Copy out all lines where "Twists" appears.

================================

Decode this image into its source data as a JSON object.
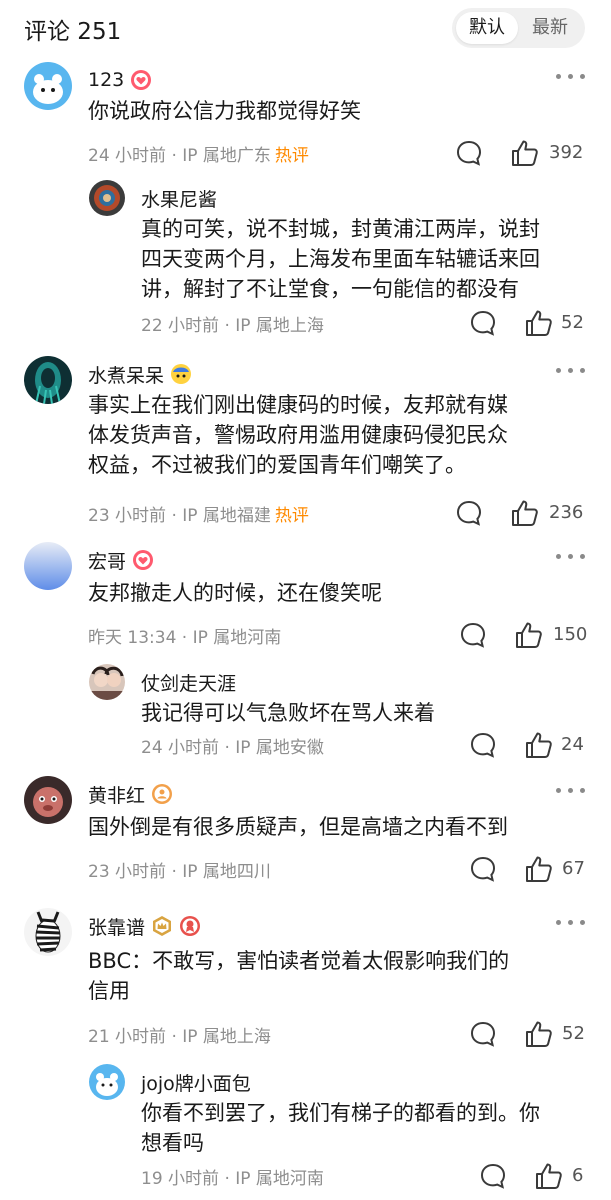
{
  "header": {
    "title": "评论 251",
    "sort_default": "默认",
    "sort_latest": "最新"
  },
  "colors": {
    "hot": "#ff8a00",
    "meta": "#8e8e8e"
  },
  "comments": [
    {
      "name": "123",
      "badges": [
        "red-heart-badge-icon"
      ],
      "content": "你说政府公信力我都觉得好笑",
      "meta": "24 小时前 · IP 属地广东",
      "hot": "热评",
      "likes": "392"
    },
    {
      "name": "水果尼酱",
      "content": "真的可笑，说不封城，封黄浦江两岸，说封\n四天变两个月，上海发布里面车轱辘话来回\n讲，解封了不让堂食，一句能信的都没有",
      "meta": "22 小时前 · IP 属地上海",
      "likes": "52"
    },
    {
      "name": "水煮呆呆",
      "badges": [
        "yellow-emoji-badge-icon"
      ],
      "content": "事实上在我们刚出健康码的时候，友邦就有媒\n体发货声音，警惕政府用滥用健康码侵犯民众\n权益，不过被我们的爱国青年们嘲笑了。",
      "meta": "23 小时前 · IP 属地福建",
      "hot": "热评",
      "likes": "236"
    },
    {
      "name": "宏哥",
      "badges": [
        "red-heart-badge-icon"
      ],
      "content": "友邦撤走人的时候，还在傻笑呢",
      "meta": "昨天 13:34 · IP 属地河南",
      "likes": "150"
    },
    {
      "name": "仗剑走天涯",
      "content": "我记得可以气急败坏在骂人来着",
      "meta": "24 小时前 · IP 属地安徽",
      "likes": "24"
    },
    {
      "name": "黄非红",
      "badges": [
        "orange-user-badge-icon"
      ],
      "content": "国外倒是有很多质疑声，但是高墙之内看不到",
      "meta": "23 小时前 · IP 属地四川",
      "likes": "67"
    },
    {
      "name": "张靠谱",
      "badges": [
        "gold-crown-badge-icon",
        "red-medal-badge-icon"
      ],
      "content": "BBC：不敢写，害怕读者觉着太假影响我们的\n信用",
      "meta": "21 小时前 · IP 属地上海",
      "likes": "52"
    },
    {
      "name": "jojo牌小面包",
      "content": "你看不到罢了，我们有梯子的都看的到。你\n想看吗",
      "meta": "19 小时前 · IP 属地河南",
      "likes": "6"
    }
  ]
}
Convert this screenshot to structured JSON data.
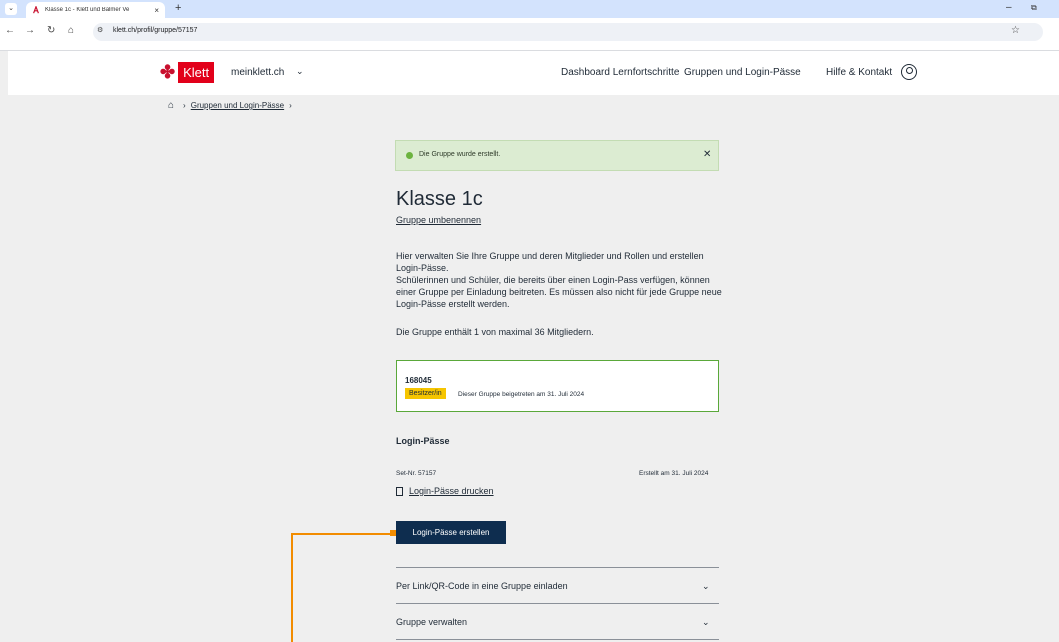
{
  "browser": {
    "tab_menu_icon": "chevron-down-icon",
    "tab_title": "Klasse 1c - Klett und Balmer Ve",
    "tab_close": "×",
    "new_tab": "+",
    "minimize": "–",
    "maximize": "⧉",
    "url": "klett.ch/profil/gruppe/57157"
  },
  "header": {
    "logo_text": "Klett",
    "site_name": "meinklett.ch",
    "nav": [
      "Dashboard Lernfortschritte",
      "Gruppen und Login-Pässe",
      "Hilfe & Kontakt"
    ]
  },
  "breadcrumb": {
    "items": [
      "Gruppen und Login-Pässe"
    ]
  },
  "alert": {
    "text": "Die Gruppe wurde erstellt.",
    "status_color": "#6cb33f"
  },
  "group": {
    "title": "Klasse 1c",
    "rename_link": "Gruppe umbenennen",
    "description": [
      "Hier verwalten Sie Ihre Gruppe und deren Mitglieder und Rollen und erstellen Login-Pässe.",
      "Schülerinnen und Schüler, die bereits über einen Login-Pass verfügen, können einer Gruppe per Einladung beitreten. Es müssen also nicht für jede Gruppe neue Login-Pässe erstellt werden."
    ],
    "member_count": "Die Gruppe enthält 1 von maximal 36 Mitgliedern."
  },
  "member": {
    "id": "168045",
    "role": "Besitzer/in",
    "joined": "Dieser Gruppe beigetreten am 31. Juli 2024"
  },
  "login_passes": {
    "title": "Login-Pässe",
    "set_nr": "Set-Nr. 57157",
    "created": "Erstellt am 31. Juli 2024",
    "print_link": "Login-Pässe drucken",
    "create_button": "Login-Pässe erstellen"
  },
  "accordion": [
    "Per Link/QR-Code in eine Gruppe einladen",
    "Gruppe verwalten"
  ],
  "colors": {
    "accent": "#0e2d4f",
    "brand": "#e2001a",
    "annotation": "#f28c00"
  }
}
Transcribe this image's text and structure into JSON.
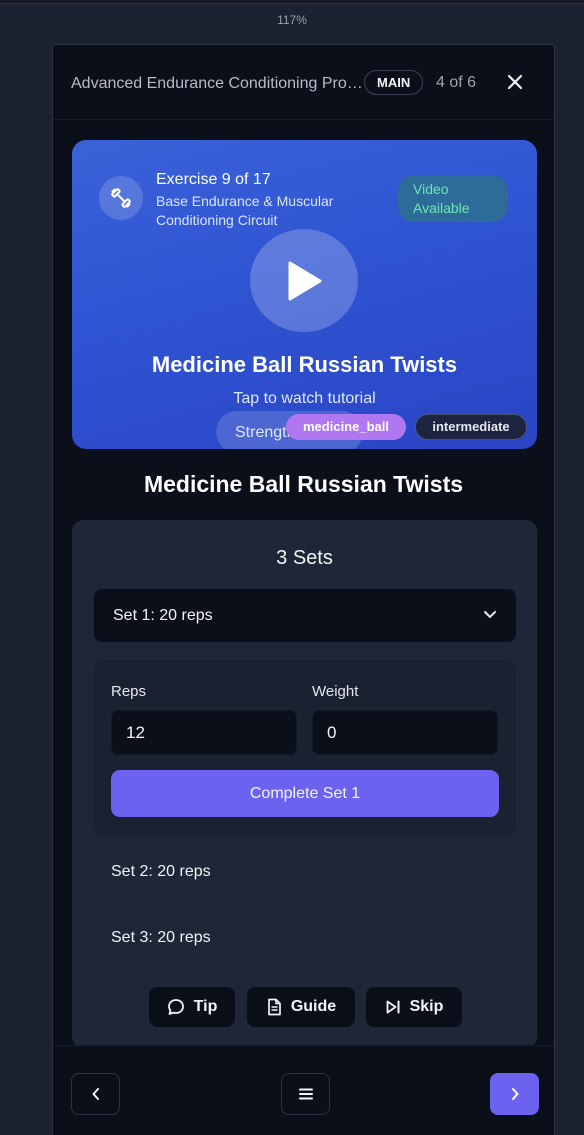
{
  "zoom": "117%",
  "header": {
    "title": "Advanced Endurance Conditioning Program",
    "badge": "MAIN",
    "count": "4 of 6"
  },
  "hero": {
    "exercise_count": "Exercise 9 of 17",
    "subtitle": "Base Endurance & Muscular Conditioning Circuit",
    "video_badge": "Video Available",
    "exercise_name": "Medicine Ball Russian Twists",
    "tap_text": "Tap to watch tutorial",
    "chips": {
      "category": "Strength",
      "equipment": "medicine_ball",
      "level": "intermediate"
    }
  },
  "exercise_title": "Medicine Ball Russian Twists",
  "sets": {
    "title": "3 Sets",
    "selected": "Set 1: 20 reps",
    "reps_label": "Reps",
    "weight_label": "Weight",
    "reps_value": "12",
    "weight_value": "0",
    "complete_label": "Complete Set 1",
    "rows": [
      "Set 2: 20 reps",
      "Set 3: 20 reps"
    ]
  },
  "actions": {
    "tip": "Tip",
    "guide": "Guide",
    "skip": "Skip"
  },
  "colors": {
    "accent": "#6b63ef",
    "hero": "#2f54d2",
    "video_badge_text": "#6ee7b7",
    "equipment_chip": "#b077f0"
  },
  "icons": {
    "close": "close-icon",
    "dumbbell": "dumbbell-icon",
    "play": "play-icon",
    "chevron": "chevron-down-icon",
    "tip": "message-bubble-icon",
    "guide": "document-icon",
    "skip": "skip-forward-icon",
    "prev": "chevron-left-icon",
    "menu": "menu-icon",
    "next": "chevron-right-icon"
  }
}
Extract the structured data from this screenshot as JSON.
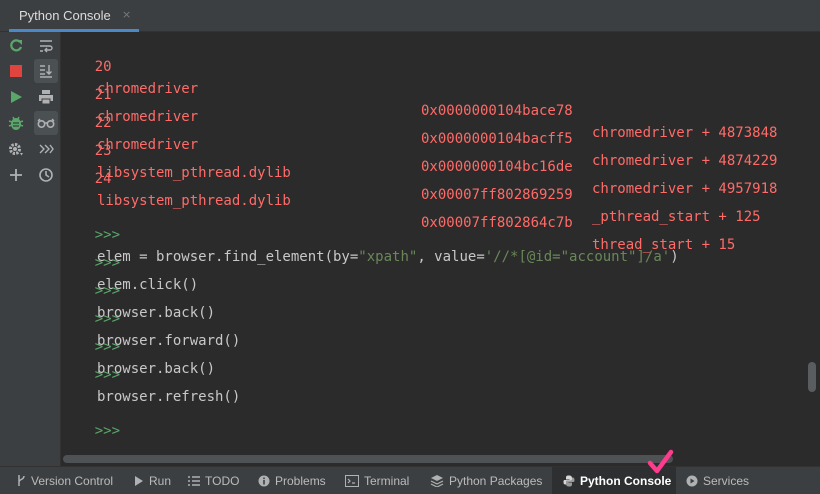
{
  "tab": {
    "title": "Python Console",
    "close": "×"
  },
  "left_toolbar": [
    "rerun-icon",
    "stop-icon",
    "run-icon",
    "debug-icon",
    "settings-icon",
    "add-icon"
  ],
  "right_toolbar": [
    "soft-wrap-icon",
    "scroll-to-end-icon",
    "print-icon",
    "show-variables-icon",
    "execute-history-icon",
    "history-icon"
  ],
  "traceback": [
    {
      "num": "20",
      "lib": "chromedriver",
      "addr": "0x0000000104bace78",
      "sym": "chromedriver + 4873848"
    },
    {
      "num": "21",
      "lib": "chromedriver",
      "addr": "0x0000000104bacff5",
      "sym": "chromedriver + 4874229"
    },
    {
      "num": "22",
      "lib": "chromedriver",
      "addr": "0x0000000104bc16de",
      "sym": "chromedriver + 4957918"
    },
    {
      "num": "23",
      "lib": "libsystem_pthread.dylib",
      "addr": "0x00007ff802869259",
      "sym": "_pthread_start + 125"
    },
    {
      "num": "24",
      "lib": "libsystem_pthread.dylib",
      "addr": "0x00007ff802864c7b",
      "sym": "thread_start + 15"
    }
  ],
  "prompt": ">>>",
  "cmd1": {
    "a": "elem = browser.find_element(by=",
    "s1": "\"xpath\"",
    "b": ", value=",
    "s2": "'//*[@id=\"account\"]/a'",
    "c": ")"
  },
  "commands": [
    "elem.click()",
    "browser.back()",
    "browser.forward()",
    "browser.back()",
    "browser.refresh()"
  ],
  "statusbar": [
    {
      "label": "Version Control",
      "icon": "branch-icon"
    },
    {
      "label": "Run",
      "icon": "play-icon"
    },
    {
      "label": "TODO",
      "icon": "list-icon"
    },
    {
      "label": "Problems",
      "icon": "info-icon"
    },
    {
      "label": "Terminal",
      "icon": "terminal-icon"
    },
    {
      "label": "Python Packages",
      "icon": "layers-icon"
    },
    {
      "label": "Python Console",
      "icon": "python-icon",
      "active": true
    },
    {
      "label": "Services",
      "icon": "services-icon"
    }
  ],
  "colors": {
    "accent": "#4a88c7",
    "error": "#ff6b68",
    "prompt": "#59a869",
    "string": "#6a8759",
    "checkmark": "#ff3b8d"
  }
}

================================

* _TASK ANSWER_
    "exercise_name": "Medicine Ball Russian Twists",
  "exercise_title": "Medicine Ball Russian Twists",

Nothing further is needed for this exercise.